[WHAT IS BEING ASKED]: In the Keycloak passage below, rewrite everything from "Nowadays supplying Single" down to "service becomes important.", putting "single sign-on" in place of "Single Sign On".

───── TEXT PASSAGE

Nowadays supplying Single Sign On mechanisms becomes more and more important for users convenience. Briefly – single user logged into one system can be automatically logged within other applications used across organization (internally and / or externally). As it is very often used in integration of various systems – reliable operation upon bigger load with good performance of this service becomes important. 

Overview 

Keycloak supports HA mode to provide this functionality. See https://www.keycloak.org/docs/latest/server_installation/index.html#_standalone-mode. As we provide isolation of our environments by containers working in a cluster distributed across different machines and datacenters – another obstacles come in. 

Our Kubernetes cluster setup is multinode, cross server and cross data center, dynamic (from network perspective) installation. This excludes usage of almost every method for discovering cluster members.  We cannot assume on which node pod will be scheduled. Also, IP of other Keycloak cluster members (due to dynamic nature of Kubernetes pods) cannot be hardcoded. 

This excludes usage of DNS_PING protocol (containers are not on the same host), neither TCP_PING cannot be used. We do not know IP of newly created pods.  

We are using Helm chart for provisioning. 

Enabling HA in Keycloak chart 

Codecentric helm chart used to deploy Keycloak solution to Kubernetes cluster has required value in its values.yaml file:  

keycloak : 
  replicas: 2 

This starts Keycloak in HA mode what we can see i.e. from process list on container

Without any further configuration – due to multinode, cross-vm Kubernetes cluster – this results in loss of ability to login to admin page and a lot of similar errors.  

At this moment (May 2019), chart provided by Codecentric has this variable (JDBC_PING) already provided in templates/statefulset.yaml: 


{{- if $highAvailability }} 
            - name: JGROUPS_DISCOVERY_PROTOCOL 
 
              value: "dns.DNS_PING" 

 

Default single node cluster configuration may produce errors given below: 

10.123.109.80:7600: BaseServer.TcpConnection.readPeerAddress(): cookie 
sent by /10.100.79.133:57980 does not match own cookie; terminating connection 
at org.jgroups.blocks.cs.TcpConnection.readPeerAddress(TcpConnection.java:242) 
at org.jgroups.blocks.cs.TcpConnection.<init>(TcpConnection.java:53) 
at org.jgroups.blocks.cs.TcpServer$Acceptor.handleAccept(TcpServer.java:126) 
at org.jgroups.blocks.cs.TcpServer$Acceptor.run(TcpServer.java:111) 

Additionally, we’re unable to log in to Admin panel of Keycloak. We are still redirected to login page.

──────────
───── INFORMATION SHOWN

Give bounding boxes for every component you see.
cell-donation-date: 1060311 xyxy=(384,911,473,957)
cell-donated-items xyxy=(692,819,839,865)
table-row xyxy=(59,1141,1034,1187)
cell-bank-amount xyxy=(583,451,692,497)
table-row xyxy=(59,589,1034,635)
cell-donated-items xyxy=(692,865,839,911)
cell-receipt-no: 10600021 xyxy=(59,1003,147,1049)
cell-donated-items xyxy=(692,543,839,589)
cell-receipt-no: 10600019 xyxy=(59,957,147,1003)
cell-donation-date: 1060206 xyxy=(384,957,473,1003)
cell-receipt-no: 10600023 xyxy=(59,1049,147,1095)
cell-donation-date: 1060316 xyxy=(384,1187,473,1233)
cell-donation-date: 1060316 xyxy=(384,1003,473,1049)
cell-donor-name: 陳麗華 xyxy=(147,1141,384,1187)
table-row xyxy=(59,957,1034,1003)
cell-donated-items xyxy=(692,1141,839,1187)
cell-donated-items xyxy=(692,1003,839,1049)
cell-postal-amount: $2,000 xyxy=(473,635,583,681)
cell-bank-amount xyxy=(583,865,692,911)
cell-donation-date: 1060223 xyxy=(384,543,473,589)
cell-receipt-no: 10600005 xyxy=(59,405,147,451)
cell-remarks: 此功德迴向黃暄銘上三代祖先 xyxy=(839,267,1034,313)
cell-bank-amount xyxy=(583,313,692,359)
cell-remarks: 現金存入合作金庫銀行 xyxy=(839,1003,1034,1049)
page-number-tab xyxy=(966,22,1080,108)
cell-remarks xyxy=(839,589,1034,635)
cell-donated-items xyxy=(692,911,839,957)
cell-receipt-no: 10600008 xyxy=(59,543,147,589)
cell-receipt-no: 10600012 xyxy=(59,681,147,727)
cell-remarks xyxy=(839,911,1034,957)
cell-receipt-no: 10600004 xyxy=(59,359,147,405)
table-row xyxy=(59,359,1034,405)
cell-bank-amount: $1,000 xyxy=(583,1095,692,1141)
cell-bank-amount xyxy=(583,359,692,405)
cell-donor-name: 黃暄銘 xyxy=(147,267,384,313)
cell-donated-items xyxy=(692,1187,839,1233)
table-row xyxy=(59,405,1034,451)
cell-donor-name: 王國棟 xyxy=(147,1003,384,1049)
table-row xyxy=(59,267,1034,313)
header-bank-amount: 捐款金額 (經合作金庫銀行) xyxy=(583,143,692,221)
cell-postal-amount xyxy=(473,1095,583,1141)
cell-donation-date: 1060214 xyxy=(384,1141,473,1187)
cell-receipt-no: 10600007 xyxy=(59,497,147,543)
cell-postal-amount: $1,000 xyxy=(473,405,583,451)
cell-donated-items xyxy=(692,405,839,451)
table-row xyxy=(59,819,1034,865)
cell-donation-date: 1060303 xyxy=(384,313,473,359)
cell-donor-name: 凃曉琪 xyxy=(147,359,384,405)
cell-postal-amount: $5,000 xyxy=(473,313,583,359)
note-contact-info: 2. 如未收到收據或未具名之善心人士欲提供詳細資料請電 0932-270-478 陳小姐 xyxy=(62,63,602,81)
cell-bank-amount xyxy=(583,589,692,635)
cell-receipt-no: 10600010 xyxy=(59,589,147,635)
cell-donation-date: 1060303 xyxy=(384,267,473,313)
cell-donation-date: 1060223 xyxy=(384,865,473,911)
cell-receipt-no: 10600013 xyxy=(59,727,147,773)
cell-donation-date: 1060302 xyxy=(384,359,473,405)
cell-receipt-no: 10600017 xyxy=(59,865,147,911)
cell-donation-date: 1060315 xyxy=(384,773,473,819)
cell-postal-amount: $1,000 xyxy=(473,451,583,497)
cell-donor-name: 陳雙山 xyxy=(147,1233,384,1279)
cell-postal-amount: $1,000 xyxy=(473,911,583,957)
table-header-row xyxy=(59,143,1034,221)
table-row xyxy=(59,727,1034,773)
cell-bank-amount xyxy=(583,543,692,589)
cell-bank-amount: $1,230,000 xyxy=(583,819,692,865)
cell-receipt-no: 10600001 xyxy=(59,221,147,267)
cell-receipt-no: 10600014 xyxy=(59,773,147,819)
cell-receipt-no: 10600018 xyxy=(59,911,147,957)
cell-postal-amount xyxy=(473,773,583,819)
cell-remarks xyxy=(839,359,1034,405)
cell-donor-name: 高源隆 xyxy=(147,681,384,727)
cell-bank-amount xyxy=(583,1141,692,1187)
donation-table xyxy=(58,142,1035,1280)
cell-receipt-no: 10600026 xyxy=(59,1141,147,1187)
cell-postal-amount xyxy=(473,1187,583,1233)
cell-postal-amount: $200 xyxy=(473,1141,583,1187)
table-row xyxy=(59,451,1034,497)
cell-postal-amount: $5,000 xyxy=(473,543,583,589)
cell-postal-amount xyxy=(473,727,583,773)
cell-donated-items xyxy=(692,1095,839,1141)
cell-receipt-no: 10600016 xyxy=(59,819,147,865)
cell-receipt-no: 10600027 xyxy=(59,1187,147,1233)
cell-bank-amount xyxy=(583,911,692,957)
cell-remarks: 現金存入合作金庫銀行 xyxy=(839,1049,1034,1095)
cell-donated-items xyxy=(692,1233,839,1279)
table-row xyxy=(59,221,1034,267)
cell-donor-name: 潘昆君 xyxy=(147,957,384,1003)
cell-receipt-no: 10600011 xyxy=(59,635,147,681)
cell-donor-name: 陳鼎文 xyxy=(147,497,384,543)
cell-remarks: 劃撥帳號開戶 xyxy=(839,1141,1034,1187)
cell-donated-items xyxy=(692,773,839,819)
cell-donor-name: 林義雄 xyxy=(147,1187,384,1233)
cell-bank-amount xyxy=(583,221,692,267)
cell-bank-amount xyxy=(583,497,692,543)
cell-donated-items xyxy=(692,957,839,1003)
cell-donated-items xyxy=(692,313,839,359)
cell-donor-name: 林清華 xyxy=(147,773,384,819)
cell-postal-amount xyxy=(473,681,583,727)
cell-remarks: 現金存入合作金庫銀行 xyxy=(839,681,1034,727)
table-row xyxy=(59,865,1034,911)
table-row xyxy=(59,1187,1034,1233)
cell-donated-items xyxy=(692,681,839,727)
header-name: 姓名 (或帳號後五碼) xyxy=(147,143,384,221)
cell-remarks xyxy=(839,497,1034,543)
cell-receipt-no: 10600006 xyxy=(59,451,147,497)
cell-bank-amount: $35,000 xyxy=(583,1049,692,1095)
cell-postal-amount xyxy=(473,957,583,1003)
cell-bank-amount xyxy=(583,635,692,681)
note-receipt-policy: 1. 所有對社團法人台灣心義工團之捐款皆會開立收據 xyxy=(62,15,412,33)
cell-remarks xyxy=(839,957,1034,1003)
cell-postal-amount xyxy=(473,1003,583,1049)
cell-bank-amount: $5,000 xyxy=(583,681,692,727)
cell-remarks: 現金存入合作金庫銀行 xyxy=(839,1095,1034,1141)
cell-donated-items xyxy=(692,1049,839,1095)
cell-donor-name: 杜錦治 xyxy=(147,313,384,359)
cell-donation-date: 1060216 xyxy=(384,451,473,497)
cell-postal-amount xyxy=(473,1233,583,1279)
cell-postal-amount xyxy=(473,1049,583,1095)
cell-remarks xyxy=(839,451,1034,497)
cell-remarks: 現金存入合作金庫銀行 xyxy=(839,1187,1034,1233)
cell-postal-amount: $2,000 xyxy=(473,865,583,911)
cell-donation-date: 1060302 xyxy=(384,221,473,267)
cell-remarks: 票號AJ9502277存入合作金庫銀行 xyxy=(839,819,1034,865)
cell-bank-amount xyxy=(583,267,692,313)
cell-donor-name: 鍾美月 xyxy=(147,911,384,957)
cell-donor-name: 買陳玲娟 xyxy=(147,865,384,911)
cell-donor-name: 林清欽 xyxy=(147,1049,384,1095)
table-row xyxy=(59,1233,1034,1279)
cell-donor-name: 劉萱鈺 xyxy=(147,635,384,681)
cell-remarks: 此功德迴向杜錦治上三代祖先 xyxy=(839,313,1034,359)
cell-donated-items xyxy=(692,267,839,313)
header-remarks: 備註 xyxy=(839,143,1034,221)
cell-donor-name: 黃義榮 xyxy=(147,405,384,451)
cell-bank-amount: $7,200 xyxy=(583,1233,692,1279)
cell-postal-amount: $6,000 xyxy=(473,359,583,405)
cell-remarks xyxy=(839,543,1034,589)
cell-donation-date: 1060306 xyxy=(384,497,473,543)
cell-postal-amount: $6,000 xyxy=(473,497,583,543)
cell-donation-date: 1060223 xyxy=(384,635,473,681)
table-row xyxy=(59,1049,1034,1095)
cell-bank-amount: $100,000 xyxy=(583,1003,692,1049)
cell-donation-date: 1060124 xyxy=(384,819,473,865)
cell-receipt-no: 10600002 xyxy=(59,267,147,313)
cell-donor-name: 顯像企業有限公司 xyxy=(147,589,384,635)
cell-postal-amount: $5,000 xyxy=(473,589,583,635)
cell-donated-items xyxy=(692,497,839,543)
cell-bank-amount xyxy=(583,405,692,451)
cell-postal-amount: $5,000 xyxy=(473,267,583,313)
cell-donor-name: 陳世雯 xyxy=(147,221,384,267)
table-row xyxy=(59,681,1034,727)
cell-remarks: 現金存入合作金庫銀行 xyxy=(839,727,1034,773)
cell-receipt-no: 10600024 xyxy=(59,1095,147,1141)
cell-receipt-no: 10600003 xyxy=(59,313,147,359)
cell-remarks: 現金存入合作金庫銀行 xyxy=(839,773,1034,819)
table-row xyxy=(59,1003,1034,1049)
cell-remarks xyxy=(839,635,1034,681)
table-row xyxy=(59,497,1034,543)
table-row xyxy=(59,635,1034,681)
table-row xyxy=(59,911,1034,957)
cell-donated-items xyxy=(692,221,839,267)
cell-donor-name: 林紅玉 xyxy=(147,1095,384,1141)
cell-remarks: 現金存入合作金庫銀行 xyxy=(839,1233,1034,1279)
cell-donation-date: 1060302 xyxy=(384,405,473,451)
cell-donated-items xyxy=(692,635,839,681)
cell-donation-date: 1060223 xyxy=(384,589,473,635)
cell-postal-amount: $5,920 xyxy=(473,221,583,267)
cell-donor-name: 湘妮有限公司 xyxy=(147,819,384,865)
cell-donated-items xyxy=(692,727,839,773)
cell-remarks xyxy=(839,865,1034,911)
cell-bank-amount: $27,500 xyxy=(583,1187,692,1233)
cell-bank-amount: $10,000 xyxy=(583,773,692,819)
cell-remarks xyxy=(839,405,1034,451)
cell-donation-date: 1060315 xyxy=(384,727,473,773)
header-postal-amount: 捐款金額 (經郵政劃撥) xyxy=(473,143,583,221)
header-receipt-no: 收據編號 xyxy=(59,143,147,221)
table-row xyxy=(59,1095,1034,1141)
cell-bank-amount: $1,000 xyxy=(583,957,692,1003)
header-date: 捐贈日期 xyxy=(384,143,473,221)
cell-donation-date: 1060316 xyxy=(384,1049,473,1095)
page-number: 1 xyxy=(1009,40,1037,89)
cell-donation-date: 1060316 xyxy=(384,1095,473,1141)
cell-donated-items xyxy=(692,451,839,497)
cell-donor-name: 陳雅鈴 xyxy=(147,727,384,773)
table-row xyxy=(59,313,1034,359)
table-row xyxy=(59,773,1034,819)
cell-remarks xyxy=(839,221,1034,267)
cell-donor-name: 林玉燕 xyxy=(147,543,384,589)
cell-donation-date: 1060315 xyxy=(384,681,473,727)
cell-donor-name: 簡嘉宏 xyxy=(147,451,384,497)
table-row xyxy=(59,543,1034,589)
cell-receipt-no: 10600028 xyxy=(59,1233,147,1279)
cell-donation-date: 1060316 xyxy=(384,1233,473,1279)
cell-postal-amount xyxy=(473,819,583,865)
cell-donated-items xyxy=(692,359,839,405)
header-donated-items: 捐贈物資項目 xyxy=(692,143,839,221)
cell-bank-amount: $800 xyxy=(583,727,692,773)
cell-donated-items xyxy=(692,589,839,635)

──────────

[ANSWER TO THIS PROBLEM]:
Nowadays supplying single sign-on mechanisms becomes more and more important for users convenience. Briefly – single user logged into one system can be automatically logged within other applications used across organization (internally and / or externally). As it is very often used in integration of various systems – reliable operation upon bigger load with good performance of this service becomes important.